YOUR GOAL: Which lines hold the word "this"? Show each of them.

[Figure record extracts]

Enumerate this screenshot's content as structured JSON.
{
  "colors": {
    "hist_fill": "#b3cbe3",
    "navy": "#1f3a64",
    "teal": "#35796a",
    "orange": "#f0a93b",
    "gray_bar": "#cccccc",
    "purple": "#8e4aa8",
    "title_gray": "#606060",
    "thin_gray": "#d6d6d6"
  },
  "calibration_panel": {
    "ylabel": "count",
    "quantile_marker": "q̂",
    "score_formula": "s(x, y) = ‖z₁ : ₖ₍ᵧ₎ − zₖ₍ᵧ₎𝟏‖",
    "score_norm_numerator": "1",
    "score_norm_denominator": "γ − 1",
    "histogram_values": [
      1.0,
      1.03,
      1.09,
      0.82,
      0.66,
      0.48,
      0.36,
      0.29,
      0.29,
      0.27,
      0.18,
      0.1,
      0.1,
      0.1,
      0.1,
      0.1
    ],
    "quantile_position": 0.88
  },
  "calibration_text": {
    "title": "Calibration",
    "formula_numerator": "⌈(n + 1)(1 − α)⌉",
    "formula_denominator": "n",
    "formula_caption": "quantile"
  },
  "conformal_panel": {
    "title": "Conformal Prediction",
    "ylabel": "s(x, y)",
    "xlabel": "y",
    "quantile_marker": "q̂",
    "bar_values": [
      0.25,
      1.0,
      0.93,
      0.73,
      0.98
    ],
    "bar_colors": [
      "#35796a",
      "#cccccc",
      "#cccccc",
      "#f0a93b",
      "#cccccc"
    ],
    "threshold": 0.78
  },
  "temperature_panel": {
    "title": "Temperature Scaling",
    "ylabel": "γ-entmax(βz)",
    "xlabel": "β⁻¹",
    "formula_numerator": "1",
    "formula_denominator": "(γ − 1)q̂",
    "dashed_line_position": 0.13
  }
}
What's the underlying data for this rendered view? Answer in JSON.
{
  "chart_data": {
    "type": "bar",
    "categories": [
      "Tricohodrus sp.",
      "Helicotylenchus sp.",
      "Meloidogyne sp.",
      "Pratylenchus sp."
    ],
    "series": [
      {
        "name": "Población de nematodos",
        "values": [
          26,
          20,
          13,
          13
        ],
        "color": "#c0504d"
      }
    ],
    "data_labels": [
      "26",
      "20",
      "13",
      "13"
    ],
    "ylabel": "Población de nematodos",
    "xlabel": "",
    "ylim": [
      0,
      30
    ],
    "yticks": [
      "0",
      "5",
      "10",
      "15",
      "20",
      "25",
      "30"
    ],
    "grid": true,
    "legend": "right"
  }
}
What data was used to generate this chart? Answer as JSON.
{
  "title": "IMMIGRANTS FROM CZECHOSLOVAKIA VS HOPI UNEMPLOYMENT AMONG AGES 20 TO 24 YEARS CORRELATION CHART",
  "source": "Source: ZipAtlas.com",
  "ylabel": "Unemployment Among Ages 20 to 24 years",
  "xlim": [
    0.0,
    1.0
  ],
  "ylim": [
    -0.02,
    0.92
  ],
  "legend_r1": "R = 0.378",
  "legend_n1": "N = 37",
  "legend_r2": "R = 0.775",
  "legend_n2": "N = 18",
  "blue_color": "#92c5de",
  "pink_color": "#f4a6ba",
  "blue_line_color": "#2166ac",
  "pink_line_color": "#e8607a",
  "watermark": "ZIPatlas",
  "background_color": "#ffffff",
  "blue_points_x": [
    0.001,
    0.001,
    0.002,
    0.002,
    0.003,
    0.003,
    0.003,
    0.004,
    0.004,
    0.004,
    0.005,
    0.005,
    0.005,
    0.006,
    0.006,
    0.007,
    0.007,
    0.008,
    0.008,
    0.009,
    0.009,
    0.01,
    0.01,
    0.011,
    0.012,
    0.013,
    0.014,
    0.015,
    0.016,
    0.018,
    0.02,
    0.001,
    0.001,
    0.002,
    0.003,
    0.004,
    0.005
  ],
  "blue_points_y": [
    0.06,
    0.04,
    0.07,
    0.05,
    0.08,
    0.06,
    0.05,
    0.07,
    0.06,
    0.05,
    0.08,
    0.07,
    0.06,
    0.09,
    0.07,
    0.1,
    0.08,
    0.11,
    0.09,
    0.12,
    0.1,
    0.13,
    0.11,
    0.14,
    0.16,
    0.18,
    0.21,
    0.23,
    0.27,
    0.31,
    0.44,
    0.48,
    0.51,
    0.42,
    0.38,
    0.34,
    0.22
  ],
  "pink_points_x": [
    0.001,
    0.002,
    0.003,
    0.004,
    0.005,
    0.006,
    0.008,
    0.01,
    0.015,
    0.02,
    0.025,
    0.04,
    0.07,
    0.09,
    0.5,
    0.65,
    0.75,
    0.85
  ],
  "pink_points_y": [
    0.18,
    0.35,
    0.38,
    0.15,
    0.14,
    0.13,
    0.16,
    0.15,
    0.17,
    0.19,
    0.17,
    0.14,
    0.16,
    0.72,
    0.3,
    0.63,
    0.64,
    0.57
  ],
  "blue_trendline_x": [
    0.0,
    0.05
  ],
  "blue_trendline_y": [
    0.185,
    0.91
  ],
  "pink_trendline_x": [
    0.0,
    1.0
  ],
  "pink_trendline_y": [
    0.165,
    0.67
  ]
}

EXPECTED OUTPUT:
Enumerate this screenshot's content as structured JSON.
What's the underlying data for this rendered view? Answer in JSON.
What data was used to generate this chart? Answer as JSON.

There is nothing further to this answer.